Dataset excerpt
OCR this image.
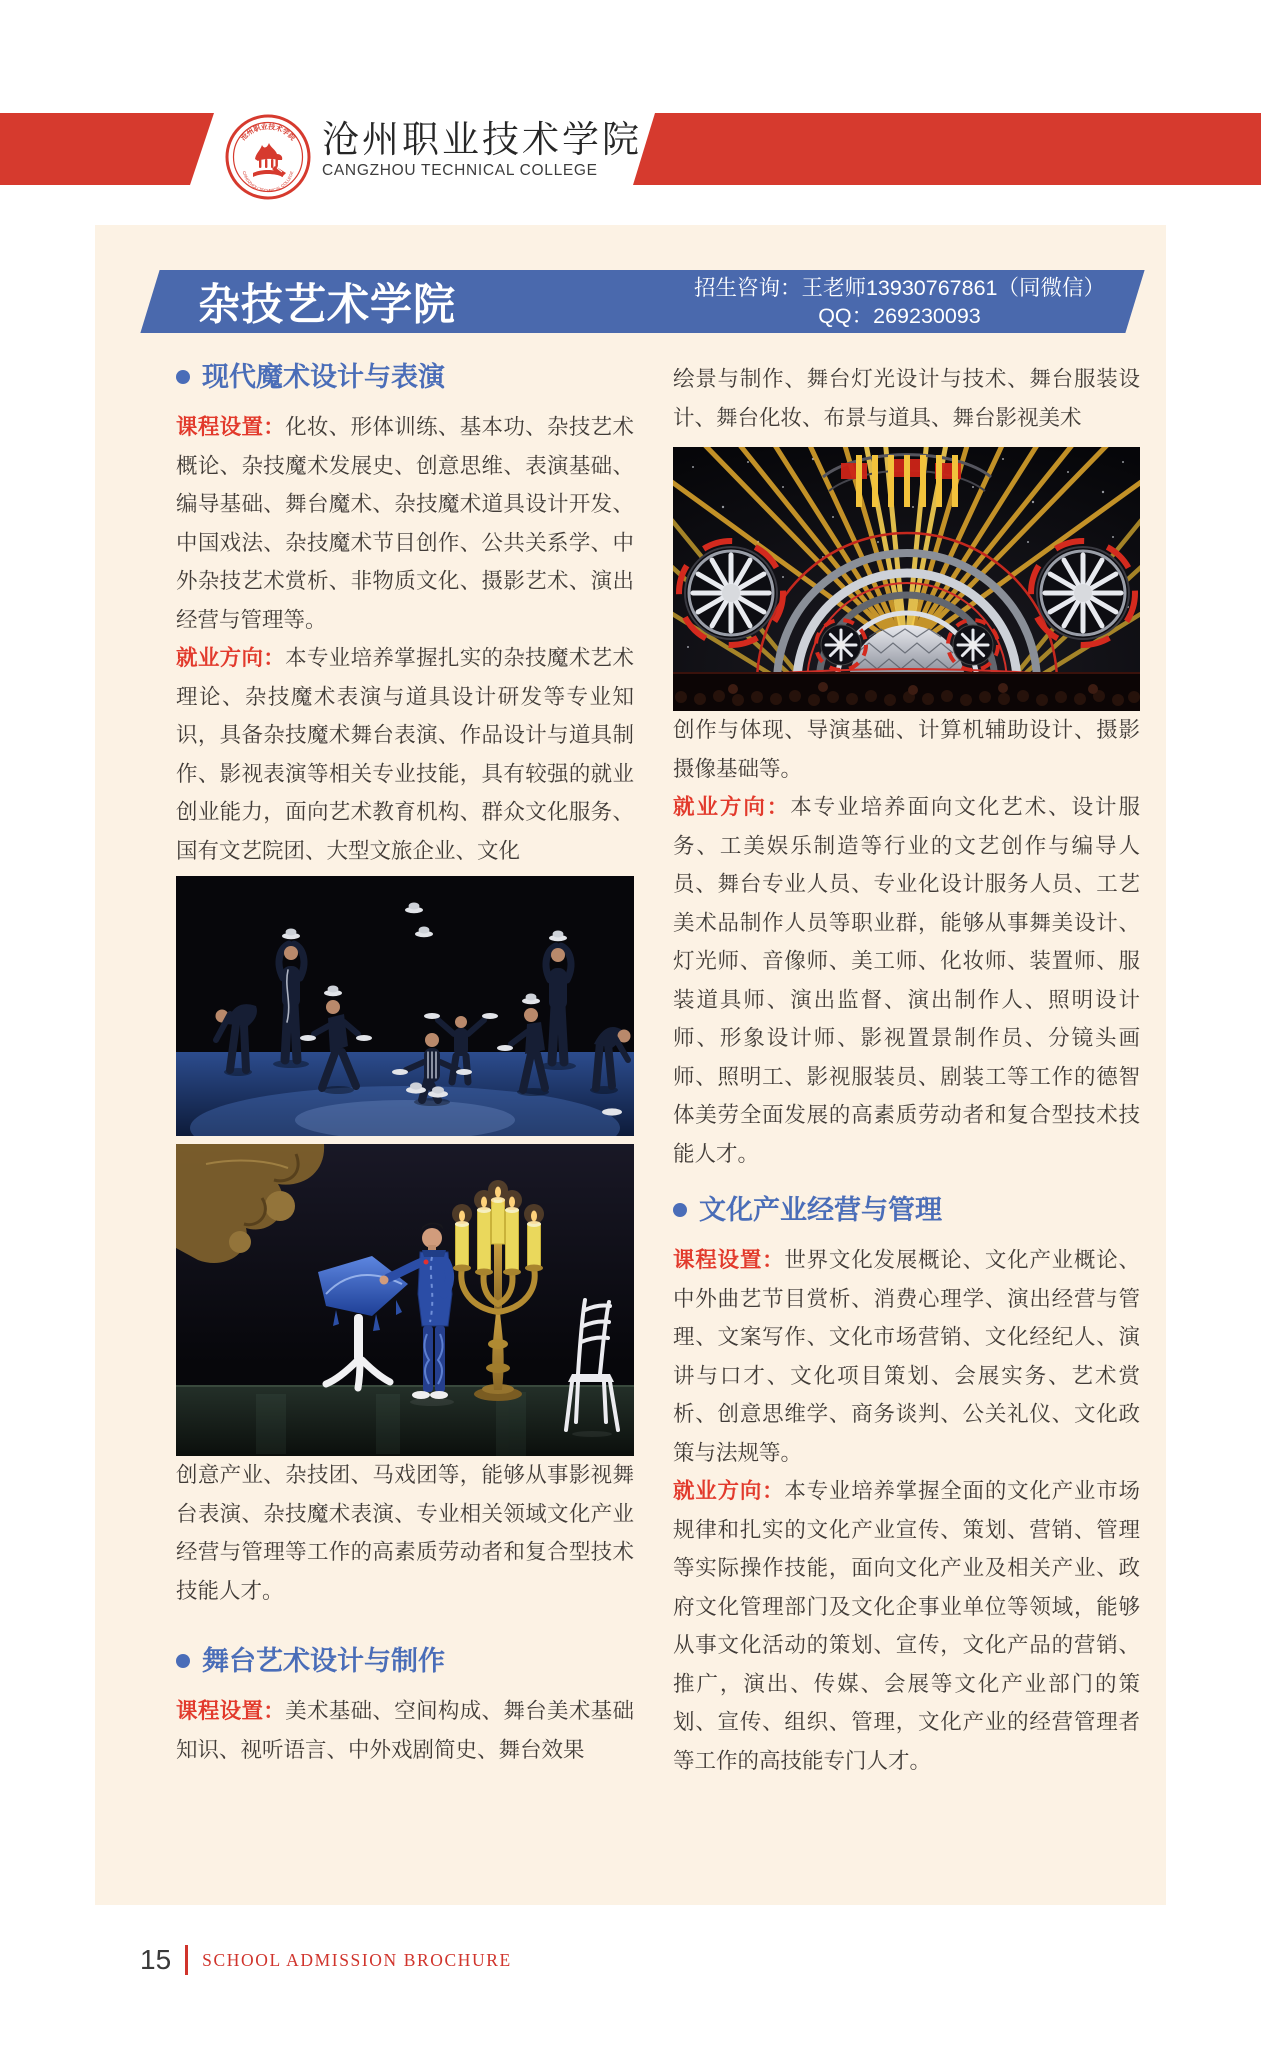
沧州职业技术学院
CANGZHOU TECHNICAL COLLEGE
沧州职业技术学院
CANGZHOU TECHNICAL COLLEGE
杂技艺术学院	招生咨询：王老师13930767861（同微信）
QQ：269230093
现代魔术设计与表演

课程设置：化妆、形体训练、基本功、杂技艺术概论、杂技魔术发展史、创意思维、表演基础、编导基础、舞台魔术、杂技魔术道具设计开发、中国戏法、杂技魔术节目创作、公共关系学、中外杂技艺术赏析、非物质文化、摄影艺术、演出经营与管理等。

就业方向：本专业培养掌握扎实的杂技魔术艺术理论、杂技魔术表演与道具设计研发等专业知识，具备杂技魔术舞台表演、作品设计与道具制作、影视表演等相关专业技能，具有较强的就业创业能力，面向艺术教育机构、群众文化服务、国有文艺院团、大型文旅企业、文化

创意产业、杂技团、马戏团等，能够从事影视舞台表演、杂技魔术表演、专业相关领域文化产业经营与管理等工作的高素质劳动者和复合型技术技能人才。

舞台艺术设计与制作

课程设置：美术基础、空间构成、舞台美术基础知识、视听语言、中外戏剧简史、舞台效果

绘景与制作、舞台灯光设计与技术、舞台服装设计、舞台化妆、布景与道具、舞台影视美术

创作与体现、导演基础、计算机辅助设计、摄影摄像基础等。

就业方向：本专业培养面向文化艺术、设计服务、工美娱乐制造等行业的文艺创作与编导人员、舞台专业人员、专业化设计服务人员、工艺美术品制作人员等职业群，能够从事舞美设计、灯光师、音像师、美工师、化妆师、装置师、服装道具师、演出监督、演出制作人、照明设计师、形象设计师、影视置景制作员、分镜头画师、照明工、影视服装员、剧装工等工作的德智体美劳全面发展的高素质劳动者和复合型技术技能人才。

文化产业经营与管理

课程设置：世界文化发展概论、文化产业概论、中外曲艺节目赏析、消费心理学、演出经营与管理、文案写作、文化市场营销、文化经纪人、演讲与口才、文化项目策划、会展实务、艺术赏析、创意思维学、商务谈判、公关礼仪、文化政策与法规等。

就业方向：本专业培养掌握全面的文化产业市场规律和扎实的文化产业宣传、策划、营销、管理等实际操作技能，面向文化产业及相关产业、政府文化管理部门及文化企事业单位等领域，能够从事文化活动的策划、宣传，文化产品的营销、推广，演出、传媒、会展等文化产业部门的策划、宣传、组织、管理，文化产业的经营管理者等工作的高技能专门人才。

15 SCHOOL ADMISSION BROCHURE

Challenge |
Pictures stay out; reproduce every line of the records exactly.

Result of this task |
OCR this image.
沧州职业技术学院
CANGZHOU TECHNICAL COLLEGE
沧州职业技术学院
CANGZHOU TECHNICAL COLLEGE
杂技艺术学院	招生咨询：王老师13930767861（同微信）
QQ：269230093
现代魔术设计与表演

课程设置：化妆、形体训练、基本功、杂技艺术概论、杂技魔术发展史、创意思维、表演基础、编导基础、舞台魔术、杂技魔术道具设计开发、中国戏法、杂技魔术节目创作、公共关系学、中外杂技艺术赏析、非物质文化、摄影艺术、演出经营与管理等。

就业方向：本专业培养掌握扎实的杂技魔术艺术理论、杂技魔术表演与道具设计研发等专业知识，具备杂技魔术舞台表演、作品设计与道具制作、影视表演等相关专业技能，具有较强的就业创业能力，面向艺术教育机构、群众文化服务、国有文艺院团、大型文旅企业、文化

创意产业、杂技团、马戏团等，能够从事影视舞台表演、杂技魔术表演、专业相关领域文化产业经营与管理等工作的高素质劳动者和复合型技术技能人才。

舞台艺术设计与制作

课程设置：美术基础、空间构成、舞台美术基础知识、视听语言、中外戏剧简史、舞台效果

绘景与制作、舞台灯光设计与技术、舞台服装设计、舞台化妆、布景与道具、舞台影视美术

创作与体现、导演基础、计算机辅助设计、摄影摄像基础等。

就业方向：本专业培养面向文化艺术、设计服务、工美娱乐制造等行业的文艺创作与编导人员、舞台专业人员、专业化设计服务人员、工艺美术品制作人员等职业群，能够从事舞美设计、灯光师、音像师、美工师、化妆师、装置师、服装道具师、演出监督、演出制作人、照明设计师、形象设计师、影视置景制作员、分镜头画师、照明工、影视服装员、剧装工等工作的德智体美劳全面发展的高素质劳动者和复合型技术技能人才。

文化产业经营与管理

课程设置：世界文化发展概论、文化产业概论、中外曲艺节目赏析、消费心理学、演出经营与管理、文案写作、文化市场营销、文化经纪人、演讲与口才、文化项目策划、会展实务、艺术赏析、创意思维学、商务谈判、公关礼仪、文化政策与法规等。

就业方向：本专业培养掌握全面的文化产业市场规律和扎实的文化产业宣传、策划、营销、管理等实际操作技能，面向文化产业及相关产业、政府文化管理部门及文化企事业单位等领域，能够从事文化活动的策划、宣传，文化产品的营销、推广，演出、传媒、会展等文化产业部门的策划、宣传、组织、管理，文化产业的经营管理者等工作的高技能专门人才。

15 SCHOOL ADMISSION BROCHURE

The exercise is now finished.